▶ **EXERCISE INSTRUCTIONS**: Pictures stay out; everything else in the records below is copied exactly.

================================

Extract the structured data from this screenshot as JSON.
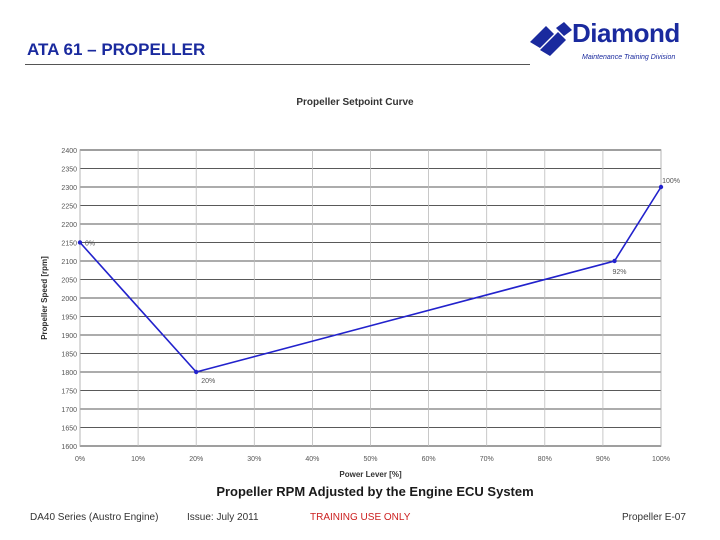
{
  "header": {
    "title": "ATA 61 – PROPELLER",
    "logo_word": "Diamond",
    "logo_subtitle": "Maintenance Training Division"
  },
  "chart_data": {
    "type": "line",
    "title": "Propeller Setpoint Curve",
    "xlabel": "Power Lever [%]",
    "ylabel": "Propeller Speed [rpm]",
    "xlim": [
      0,
      100
    ],
    "ylim": [
      1600,
      2400
    ],
    "x_ticks": [
      "0%",
      "10%",
      "20%",
      "30%",
      "40%",
      "50%",
      "60%",
      "70%",
      "80%",
      "90%",
      "100%"
    ],
    "y_ticks": [
      "2400",
      "2350",
      "2300",
      "2250",
      "2200",
      "2150",
      "2100",
      "2050",
      "2000",
      "1950",
      "1900",
      "1850",
      "1800",
      "1750",
      "1700",
      "1650",
      "1600"
    ],
    "grid": true,
    "series": [
      {
        "color": "#2222cc",
        "points": [
          {
            "x": 0,
            "y": 2150,
            "label": "0%"
          },
          {
            "x": 20,
            "y": 1800,
            "label": "20%"
          },
          {
            "x": 92,
            "y": 2100,
            "label": "92%"
          },
          {
            "x": 100,
            "y": 2300,
            "label": "100%"
          }
        ]
      }
    ],
    "caption": "Propeller RPM Adjusted by the Engine ECU System"
  },
  "footer": {
    "left": "DA40 Series (Austro Engine)",
    "issue": "Issue: July 2011",
    "training": "TRAINING USE ONLY",
    "page": "Propeller E-07"
  },
  "colors": {
    "brand": "#1a2a9e",
    "series": "#2222cc",
    "footer_warning": "#cc2020"
  }
}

================================

▶ **CORRECT RESULT**:
Extract the structured data from this screenshot as JSON.
{
  "header": {
    "title": "ATA 61 – PROPELLER",
    "logo_word": "Diamond",
    "logo_subtitle": "Maintenance Training Division"
  },
  "chart_data": {
    "type": "line",
    "title": "Propeller Setpoint Curve",
    "xlabel": "Power Lever [%]",
    "ylabel": "Propeller Speed [rpm]",
    "xlim": [
      0,
      100
    ],
    "ylim": [
      1600,
      2400
    ],
    "x_ticks": [
      "0%",
      "10%",
      "20%",
      "30%",
      "40%",
      "50%",
      "60%",
      "70%",
      "80%",
      "90%",
      "100%"
    ],
    "y_ticks": [
      "2400",
      "2350",
      "2300",
      "2250",
      "2200",
      "2150",
      "2100",
      "2050",
      "2000",
      "1950",
      "1900",
      "1850",
      "1800",
      "1750",
      "1700",
      "1650",
      "1600"
    ],
    "grid": true,
    "series": [
      {
        "color": "#2222cc",
        "points": [
          {
            "x": 0,
            "y": 2150,
            "label": "0%"
          },
          {
            "x": 20,
            "y": 1800,
            "label": "20%"
          },
          {
            "x": 92,
            "y": 2100,
            "label": "92%"
          },
          {
            "x": 100,
            "y": 2300,
            "label": "100%"
          }
        ]
      }
    ],
    "caption": "Propeller RPM Adjusted by the Engine ECU System"
  },
  "footer": {
    "left": "DA40 Series (Austro Engine)",
    "issue": "Issue: July 2011",
    "training": "TRAINING USE ONLY",
    "page": "Propeller E-07"
  },
  "colors": {
    "brand": "#1a2a9e",
    "series": "#2222cc",
    "footer_warning": "#cc2020"
  }
}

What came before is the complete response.